--- Entries from a visual dataset ---

□ □ □ □ □ □ □

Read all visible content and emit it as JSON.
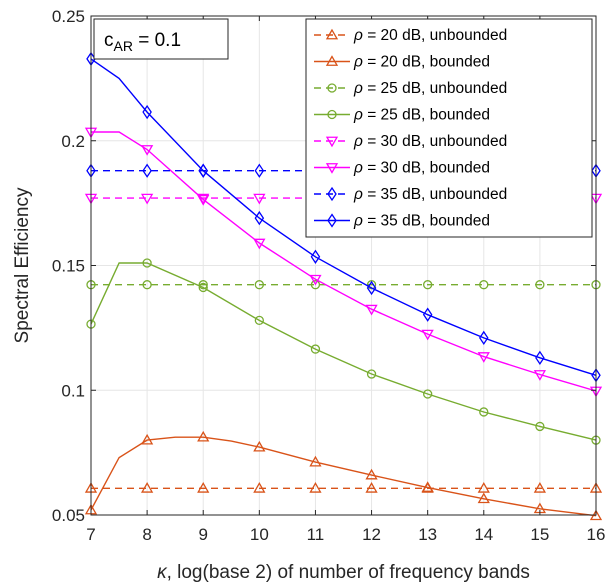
{
  "chart_data": {
    "type": "line",
    "xlabel_prefix": "κ",
    "xlabel_rest": ", log(base 2) of number of frequency bands",
    "ylabel": "Spectral Efficiency",
    "xlim": [
      7,
      16
    ],
    "ylim": [
      0.05,
      0.25
    ],
    "xticks": [
      7,
      8,
      9,
      10,
      11,
      12,
      13,
      14,
      15,
      16
    ],
    "yticks": [
      0.05,
      0.1,
      0.15,
      0.2,
      0.25
    ],
    "ytick_labels": [
      "0.05",
      "0.1",
      "0.15",
      "0.2",
      "0.25"
    ],
    "grid": true,
    "legend_position": "top-right",
    "annotation": {
      "base": "c",
      "subscript": "AR",
      "rest": " = 0.1"
    },
    "series": [
      {
        "name_symbol": "ρ",
        "name": " = 20 dB, unbounded",
        "color": "#D95319",
        "dashed": true,
        "marker": "triangle",
        "x": [
          7,
          8,
          9,
          10,
          11,
          12,
          13,
          14,
          15,
          16
        ],
        "y": [
          0.0607,
          0.0607,
          0.0607,
          0.0607,
          0.0607,
          0.0607,
          0.0607,
          0.0607,
          0.0607,
          0.0607
        ]
      },
      {
        "name_symbol": "ρ",
        "name": " = 20 dB, bounded",
        "color": "#D95319",
        "dashed": false,
        "marker": "triangle",
        "x": [
          7,
          7.5,
          8,
          8.5,
          9,
          9.5,
          10,
          11,
          12,
          13,
          14,
          15,
          16
        ],
        "y": [
          0.052,
          0.073,
          0.08,
          0.0812,
          0.0812,
          0.0796,
          0.0772,
          0.0712,
          0.066,
          0.061,
          0.0565,
          0.0525,
          0.0497
        ],
        "markers_at": [
          7,
          8,
          9,
          10,
          11,
          12,
          13,
          14,
          15,
          16
        ]
      },
      {
        "name_symbol": "ρ",
        "name": " = 25 dB, unbounded",
        "color": "#77AC30",
        "dashed": true,
        "marker": "circle",
        "x": [
          7,
          8,
          9,
          10,
          11,
          12,
          13,
          14,
          15,
          16
        ],
        "y": [
          0.1423,
          0.1423,
          0.1423,
          0.1423,
          0.1423,
          0.1423,
          0.1423,
          0.1423,
          0.1423,
          0.1423
        ]
      },
      {
        "name_symbol": "ρ",
        "name": " = 25 dB, bounded",
        "color": "#77AC30",
        "dashed": false,
        "marker": "circle",
        "x": [
          7,
          7.5,
          8,
          9,
          10,
          11,
          12,
          13,
          14,
          15,
          16
        ],
        "y": [
          0.1265,
          0.151,
          0.151,
          0.1412,
          0.128,
          0.1165,
          0.1065,
          0.0985,
          0.0913,
          0.0855,
          0.08
        ],
        "markers_at": [
          7,
          8,
          9,
          10,
          11,
          12,
          13,
          14,
          15,
          16
        ]
      },
      {
        "name_symbol": "ρ",
        "name": " = 30 dB, unbounded",
        "color": "#FF00FF",
        "dashed": true,
        "marker": "triangle-down",
        "x": [
          7,
          8,
          9,
          10,
          11,
          12,
          13,
          14,
          15,
          16
        ],
        "y": [
          0.177,
          0.177,
          0.177,
          0.177,
          0.177,
          0.177,
          0.177,
          0.177,
          0.177,
          0.177
        ]
      },
      {
        "name_symbol": "ρ",
        "name": " = 30 dB, bounded",
        "color": "#FF00FF",
        "dashed": false,
        "marker": "triangle-down",
        "x": [
          7,
          7.5,
          8,
          9,
          10,
          11,
          12,
          13,
          14,
          15,
          16
        ],
        "y": [
          0.2035,
          0.2035,
          0.1965,
          0.1765,
          0.159,
          0.1445,
          0.1325,
          0.1225,
          0.1135,
          0.1063,
          0.0997
        ],
        "markers_at": [
          7,
          8,
          9,
          10,
          11,
          12,
          13,
          14,
          15,
          16
        ]
      },
      {
        "name_symbol": "ρ",
        "name": " = 35 dB, unbounded",
        "color": "#0000FF",
        "dashed": true,
        "marker": "diamond",
        "x": [
          7,
          8,
          9,
          10,
          11,
          12,
          13,
          14,
          15,
          16
        ],
        "y": [
          0.188,
          0.188,
          0.188,
          0.188,
          0.188,
          0.188,
          0.188,
          0.188,
          0.188,
          0.188
        ]
      },
      {
        "name_symbol": "ρ",
        "name": " = 35 dB, bounded",
        "color": "#0000FF",
        "dashed": false,
        "marker": "diamond",
        "x": [
          7,
          7.5,
          8,
          9,
          10,
          11,
          12,
          13,
          14,
          15,
          16
        ],
        "y": [
          0.2328,
          0.225,
          0.2115,
          0.188,
          0.169,
          0.1535,
          0.141,
          0.1303,
          0.121,
          0.113,
          0.106
        ],
        "markers_at": [
          7,
          8,
          9,
          10,
          11,
          12,
          13,
          14,
          15,
          16
        ]
      }
    ]
  }
}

□ □ □ □ □ □ □

--- Aim of the exercise ---
Make a word-for-word copy of the entries, without any pictures.

--- The response ---
Read all visible content and emit it as JSON.
{
  "chart_data": {
    "type": "line",
    "xlabel_prefix": "κ",
    "xlabel_rest": ", log(base 2) of number of frequency bands",
    "ylabel": "Spectral Efficiency",
    "xlim": [
      7,
      16
    ],
    "ylim": [
      0.05,
      0.25
    ],
    "xticks": [
      7,
      8,
      9,
      10,
      11,
      12,
      13,
      14,
      15,
      16
    ],
    "yticks": [
      0.05,
      0.1,
      0.15,
      0.2,
      0.25
    ],
    "ytick_labels": [
      "0.05",
      "0.1",
      "0.15",
      "0.2",
      "0.25"
    ],
    "grid": true,
    "legend_position": "top-right",
    "annotation": {
      "base": "c",
      "subscript": "AR",
      "rest": " = 0.1"
    },
    "series": [
      {
        "name_symbol": "ρ",
        "name": " = 20 dB, unbounded",
        "color": "#D95319",
        "dashed": true,
        "marker": "triangle",
        "x": [
          7,
          8,
          9,
          10,
          11,
          12,
          13,
          14,
          15,
          16
        ],
        "y": [
          0.0607,
          0.0607,
          0.0607,
          0.0607,
          0.0607,
          0.0607,
          0.0607,
          0.0607,
          0.0607,
          0.0607
        ]
      },
      {
        "name_symbol": "ρ",
        "name": " = 20 dB, bounded",
        "color": "#D95319",
        "dashed": false,
        "marker": "triangle",
        "x": [
          7,
          7.5,
          8,
          8.5,
          9,
          9.5,
          10,
          11,
          12,
          13,
          14,
          15,
          16
        ],
        "y": [
          0.052,
          0.073,
          0.08,
          0.0812,
          0.0812,
          0.0796,
          0.0772,
          0.0712,
          0.066,
          0.061,
          0.0565,
          0.0525,
          0.0497
        ],
        "markers_at": [
          7,
          8,
          9,
          10,
          11,
          12,
          13,
          14,
          15,
          16
        ]
      },
      {
        "name_symbol": "ρ",
        "name": " = 25 dB, unbounded",
        "color": "#77AC30",
        "dashed": true,
        "marker": "circle",
        "x": [
          7,
          8,
          9,
          10,
          11,
          12,
          13,
          14,
          15,
          16
        ],
        "y": [
          0.1423,
          0.1423,
          0.1423,
          0.1423,
          0.1423,
          0.1423,
          0.1423,
          0.1423,
          0.1423,
          0.1423
        ]
      },
      {
        "name_symbol": "ρ",
        "name": " = 25 dB, bounded",
        "color": "#77AC30",
        "dashed": false,
        "marker": "circle",
        "x": [
          7,
          7.5,
          8,
          9,
          10,
          11,
          12,
          13,
          14,
          15,
          16
        ],
        "y": [
          0.1265,
          0.151,
          0.151,
          0.1412,
          0.128,
          0.1165,
          0.1065,
          0.0985,
          0.0913,
          0.0855,
          0.08
        ],
        "markers_at": [
          7,
          8,
          9,
          10,
          11,
          12,
          13,
          14,
          15,
          16
        ]
      },
      {
        "name_symbol": "ρ",
        "name": " = 30 dB, unbounded",
        "color": "#FF00FF",
        "dashed": true,
        "marker": "triangle-down",
        "x": [
          7,
          8,
          9,
          10,
          11,
          12,
          13,
          14,
          15,
          16
        ],
        "y": [
          0.177,
          0.177,
          0.177,
          0.177,
          0.177,
          0.177,
          0.177,
          0.177,
          0.177,
          0.177
        ]
      },
      {
        "name_symbol": "ρ",
        "name": " = 30 dB, bounded",
        "color": "#FF00FF",
        "dashed": false,
        "marker": "triangle-down",
        "x": [
          7,
          7.5,
          8,
          9,
          10,
          11,
          12,
          13,
          14,
          15,
          16
        ],
        "y": [
          0.2035,
          0.2035,
          0.1965,
          0.1765,
          0.159,
          0.1445,
          0.1325,
          0.1225,
          0.1135,
          0.1063,
          0.0997
        ],
        "markers_at": [
          7,
          8,
          9,
          10,
          11,
          12,
          13,
          14,
          15,
          16
        ]
      },
      {
        "name_symbol": "ρ",
        "name": " = 35 dB, unbounded",
        "color": "#0000FF",
        "dashed": true,
        "marker": "diamond",
        "x": [
          7,
          8,
          9,
          10,
          11,
          12,
          13,
          14,
          15,
          16
        ],
        "y": [
          0.188,
          0.188,
          0.188,
          0.188,
          0.188,
          0.188,
          0.188,
          0.188,
          0.188,
          0.188
        ]
      },
      {
        "name_symbol": "ρ",
        "name": " = 35 dB, bounded",
        "color": "#0000FF",
        "dashed": false,
        "marker": "diamond",
        "x": [
          7,
          7.5,
          8,
          9,
          10,
          11,
          12,
          13,
          14,
          15,
          16
        ],
        "y": [
          0.2328,
          0.225,
          0.2115,
          0.188,
          0.169,
          0.1535,
          0.141,
          0.1303,
          0.121,
          0.113,
          0.106
        ],
        "markers_at": [
          7,
          8,
          9,
          10,
          11,
          12,
          13,
          14,
          15,
          16
        ]
      }
    ]
  }
}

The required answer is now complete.